What needs to be done -> Go through the entries below and copy each line containing the word "Weights".

Rows from a figure dataset:
___

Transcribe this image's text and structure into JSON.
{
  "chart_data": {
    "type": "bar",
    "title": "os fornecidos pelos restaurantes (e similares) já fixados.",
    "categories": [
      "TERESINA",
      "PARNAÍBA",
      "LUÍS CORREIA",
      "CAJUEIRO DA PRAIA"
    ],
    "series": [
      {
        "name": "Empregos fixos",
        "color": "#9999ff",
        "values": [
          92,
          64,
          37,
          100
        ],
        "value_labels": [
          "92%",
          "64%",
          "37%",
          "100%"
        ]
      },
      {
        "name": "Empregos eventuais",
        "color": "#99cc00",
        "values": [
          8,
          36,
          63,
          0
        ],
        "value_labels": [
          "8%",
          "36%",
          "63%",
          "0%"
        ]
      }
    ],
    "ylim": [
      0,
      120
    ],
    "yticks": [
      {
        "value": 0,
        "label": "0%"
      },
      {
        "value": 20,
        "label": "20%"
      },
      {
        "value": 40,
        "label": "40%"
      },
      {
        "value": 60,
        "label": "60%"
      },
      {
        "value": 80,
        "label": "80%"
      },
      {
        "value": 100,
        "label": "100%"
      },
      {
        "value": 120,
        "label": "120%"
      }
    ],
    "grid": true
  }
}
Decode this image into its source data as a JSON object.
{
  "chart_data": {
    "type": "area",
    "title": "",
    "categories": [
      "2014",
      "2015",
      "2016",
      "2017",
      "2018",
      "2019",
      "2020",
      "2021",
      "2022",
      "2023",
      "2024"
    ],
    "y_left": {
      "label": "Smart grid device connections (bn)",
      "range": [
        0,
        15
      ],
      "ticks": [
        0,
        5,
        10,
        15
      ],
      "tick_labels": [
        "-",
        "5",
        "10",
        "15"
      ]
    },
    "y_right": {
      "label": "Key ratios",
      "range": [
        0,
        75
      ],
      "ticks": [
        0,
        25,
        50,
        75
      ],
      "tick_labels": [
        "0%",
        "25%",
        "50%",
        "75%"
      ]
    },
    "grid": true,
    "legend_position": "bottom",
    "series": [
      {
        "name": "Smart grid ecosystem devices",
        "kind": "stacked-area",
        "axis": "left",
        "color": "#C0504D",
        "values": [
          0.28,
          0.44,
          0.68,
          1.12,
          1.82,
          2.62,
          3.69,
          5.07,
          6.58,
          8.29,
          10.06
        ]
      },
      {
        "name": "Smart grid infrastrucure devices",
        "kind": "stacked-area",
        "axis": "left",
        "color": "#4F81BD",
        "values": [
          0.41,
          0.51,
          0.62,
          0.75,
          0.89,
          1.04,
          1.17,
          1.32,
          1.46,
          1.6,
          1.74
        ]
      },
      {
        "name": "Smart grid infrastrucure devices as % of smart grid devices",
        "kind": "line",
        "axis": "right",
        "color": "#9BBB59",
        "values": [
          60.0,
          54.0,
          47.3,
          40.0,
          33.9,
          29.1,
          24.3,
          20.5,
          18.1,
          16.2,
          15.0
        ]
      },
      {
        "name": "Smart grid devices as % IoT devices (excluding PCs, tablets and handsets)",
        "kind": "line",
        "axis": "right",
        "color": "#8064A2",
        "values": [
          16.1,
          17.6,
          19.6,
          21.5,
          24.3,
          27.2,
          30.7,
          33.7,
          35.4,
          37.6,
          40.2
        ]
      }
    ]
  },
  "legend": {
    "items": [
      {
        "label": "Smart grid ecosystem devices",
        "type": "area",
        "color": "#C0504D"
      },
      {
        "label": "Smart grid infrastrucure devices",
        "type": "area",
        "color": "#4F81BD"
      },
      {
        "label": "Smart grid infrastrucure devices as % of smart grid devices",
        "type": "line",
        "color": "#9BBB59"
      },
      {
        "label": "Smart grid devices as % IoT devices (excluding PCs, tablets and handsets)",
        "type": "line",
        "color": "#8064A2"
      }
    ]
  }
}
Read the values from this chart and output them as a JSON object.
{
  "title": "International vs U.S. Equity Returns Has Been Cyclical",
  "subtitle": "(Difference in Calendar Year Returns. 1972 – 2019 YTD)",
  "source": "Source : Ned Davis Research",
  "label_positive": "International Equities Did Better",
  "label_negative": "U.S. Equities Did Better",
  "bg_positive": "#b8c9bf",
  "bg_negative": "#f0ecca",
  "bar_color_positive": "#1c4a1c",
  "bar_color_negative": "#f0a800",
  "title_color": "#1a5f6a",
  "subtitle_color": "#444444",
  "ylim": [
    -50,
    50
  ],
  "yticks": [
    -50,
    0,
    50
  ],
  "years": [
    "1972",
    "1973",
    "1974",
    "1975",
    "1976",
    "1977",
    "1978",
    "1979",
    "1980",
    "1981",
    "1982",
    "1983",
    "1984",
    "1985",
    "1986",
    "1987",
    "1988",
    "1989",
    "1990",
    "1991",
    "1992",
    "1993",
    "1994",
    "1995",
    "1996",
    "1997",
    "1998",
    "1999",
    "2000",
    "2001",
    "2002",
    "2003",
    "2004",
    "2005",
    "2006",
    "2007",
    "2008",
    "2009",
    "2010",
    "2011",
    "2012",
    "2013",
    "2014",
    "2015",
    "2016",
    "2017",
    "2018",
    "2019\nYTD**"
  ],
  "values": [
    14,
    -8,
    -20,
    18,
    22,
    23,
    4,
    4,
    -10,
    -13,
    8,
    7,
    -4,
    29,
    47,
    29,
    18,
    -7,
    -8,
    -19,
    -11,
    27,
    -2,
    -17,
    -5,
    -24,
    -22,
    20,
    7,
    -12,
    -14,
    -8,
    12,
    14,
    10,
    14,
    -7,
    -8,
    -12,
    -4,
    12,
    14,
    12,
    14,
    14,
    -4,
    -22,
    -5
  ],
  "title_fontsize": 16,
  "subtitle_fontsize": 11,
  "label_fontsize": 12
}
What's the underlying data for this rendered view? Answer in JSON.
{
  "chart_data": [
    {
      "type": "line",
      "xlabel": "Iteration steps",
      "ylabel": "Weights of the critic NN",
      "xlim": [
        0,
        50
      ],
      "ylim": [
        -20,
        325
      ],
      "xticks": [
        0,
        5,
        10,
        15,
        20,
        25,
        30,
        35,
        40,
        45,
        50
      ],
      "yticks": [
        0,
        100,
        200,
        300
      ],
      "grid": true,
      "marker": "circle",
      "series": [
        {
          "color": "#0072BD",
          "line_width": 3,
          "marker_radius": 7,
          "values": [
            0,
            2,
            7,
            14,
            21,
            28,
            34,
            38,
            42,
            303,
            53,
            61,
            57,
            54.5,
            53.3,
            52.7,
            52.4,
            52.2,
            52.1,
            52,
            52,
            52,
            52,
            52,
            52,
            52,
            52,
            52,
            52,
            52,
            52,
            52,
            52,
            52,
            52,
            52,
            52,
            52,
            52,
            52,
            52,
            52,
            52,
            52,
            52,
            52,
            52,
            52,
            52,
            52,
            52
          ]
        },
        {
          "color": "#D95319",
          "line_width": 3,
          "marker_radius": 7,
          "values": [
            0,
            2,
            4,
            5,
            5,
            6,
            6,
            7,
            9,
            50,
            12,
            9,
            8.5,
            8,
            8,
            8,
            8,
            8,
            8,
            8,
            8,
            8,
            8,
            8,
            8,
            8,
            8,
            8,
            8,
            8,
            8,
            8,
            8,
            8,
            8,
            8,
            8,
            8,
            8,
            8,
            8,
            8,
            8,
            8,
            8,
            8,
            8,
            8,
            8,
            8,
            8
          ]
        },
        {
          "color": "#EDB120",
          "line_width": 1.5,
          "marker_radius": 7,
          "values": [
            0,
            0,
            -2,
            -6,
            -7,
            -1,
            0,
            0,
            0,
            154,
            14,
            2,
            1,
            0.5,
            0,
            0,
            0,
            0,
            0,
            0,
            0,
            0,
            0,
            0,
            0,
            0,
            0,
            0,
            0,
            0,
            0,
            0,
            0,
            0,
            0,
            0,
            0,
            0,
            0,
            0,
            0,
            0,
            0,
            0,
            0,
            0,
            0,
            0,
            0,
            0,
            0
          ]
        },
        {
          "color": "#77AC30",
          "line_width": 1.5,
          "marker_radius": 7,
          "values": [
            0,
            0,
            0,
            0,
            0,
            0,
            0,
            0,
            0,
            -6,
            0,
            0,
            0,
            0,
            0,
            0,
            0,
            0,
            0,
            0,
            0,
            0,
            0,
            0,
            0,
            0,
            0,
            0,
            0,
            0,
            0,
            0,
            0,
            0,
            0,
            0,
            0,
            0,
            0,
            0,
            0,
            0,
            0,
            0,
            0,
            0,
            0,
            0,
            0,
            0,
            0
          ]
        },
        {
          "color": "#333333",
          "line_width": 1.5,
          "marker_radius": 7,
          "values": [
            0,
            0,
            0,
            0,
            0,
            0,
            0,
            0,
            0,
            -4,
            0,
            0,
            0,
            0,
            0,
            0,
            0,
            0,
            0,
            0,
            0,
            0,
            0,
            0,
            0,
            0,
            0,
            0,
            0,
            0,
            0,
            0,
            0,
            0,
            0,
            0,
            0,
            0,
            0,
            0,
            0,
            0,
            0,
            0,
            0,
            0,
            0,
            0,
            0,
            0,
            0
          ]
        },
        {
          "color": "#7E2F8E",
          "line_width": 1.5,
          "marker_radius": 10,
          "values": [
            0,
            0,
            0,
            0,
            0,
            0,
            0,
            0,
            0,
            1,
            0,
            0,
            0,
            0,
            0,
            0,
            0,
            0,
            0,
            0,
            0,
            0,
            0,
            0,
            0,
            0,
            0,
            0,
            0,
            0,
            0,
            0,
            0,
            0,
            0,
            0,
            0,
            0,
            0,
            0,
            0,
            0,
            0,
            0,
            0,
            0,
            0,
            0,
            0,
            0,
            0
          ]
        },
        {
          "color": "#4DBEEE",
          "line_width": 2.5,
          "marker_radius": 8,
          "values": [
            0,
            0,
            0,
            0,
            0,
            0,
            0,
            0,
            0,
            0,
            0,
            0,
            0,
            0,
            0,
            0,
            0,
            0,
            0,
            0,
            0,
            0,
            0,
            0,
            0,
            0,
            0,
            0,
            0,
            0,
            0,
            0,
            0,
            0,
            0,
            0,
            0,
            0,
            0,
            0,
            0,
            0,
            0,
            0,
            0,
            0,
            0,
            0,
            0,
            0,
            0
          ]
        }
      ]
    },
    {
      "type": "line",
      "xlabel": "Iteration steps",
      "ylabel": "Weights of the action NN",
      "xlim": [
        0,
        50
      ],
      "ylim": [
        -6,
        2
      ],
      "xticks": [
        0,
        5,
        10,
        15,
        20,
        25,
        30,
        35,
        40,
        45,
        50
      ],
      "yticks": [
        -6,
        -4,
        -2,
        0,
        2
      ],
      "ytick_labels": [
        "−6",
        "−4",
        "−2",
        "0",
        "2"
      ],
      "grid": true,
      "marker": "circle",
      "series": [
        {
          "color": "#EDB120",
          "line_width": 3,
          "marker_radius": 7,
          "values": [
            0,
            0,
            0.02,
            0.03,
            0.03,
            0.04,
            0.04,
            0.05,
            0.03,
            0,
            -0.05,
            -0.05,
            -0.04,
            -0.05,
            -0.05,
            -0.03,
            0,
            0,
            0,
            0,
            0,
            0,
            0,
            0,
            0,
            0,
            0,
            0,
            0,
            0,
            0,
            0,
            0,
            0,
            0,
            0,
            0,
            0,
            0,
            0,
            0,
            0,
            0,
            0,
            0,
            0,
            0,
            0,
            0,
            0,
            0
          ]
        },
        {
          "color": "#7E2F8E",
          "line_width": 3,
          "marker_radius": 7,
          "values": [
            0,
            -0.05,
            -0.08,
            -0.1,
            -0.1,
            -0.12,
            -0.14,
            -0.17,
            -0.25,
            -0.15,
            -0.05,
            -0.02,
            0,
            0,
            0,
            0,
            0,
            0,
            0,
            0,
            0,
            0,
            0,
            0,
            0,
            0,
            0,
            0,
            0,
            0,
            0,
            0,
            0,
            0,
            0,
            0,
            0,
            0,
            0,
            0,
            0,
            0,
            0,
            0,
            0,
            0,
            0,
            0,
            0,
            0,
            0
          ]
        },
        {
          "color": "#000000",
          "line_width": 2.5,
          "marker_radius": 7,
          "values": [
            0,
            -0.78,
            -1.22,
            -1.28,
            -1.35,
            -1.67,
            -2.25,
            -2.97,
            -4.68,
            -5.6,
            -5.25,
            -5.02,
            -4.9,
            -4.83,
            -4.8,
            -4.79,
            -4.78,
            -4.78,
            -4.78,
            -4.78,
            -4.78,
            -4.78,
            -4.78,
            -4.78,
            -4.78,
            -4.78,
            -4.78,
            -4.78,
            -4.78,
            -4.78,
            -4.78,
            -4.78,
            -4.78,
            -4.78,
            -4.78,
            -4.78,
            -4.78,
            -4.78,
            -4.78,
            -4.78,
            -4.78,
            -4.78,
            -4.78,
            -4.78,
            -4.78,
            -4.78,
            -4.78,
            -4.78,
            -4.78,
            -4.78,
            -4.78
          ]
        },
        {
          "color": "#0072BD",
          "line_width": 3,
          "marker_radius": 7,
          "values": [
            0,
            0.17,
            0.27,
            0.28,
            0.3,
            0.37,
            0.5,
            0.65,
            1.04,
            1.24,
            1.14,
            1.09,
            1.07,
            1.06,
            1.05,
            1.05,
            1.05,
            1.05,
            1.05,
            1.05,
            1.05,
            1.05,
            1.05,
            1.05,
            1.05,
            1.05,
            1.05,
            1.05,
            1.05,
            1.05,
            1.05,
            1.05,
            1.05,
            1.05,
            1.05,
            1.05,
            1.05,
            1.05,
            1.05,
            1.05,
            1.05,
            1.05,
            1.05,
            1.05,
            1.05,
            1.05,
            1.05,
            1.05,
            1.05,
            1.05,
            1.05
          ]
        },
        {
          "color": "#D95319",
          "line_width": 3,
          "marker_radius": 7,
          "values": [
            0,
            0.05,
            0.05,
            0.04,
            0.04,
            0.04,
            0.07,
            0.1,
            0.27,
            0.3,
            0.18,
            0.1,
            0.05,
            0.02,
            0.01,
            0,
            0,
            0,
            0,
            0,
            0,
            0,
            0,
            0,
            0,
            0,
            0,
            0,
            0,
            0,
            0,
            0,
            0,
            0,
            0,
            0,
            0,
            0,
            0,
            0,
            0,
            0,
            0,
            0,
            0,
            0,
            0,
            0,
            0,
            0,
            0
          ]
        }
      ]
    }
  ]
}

___

Completed task ->
      "ylabel": "Weights of the critic NN",
      "ylabel": "Weights of the action NN",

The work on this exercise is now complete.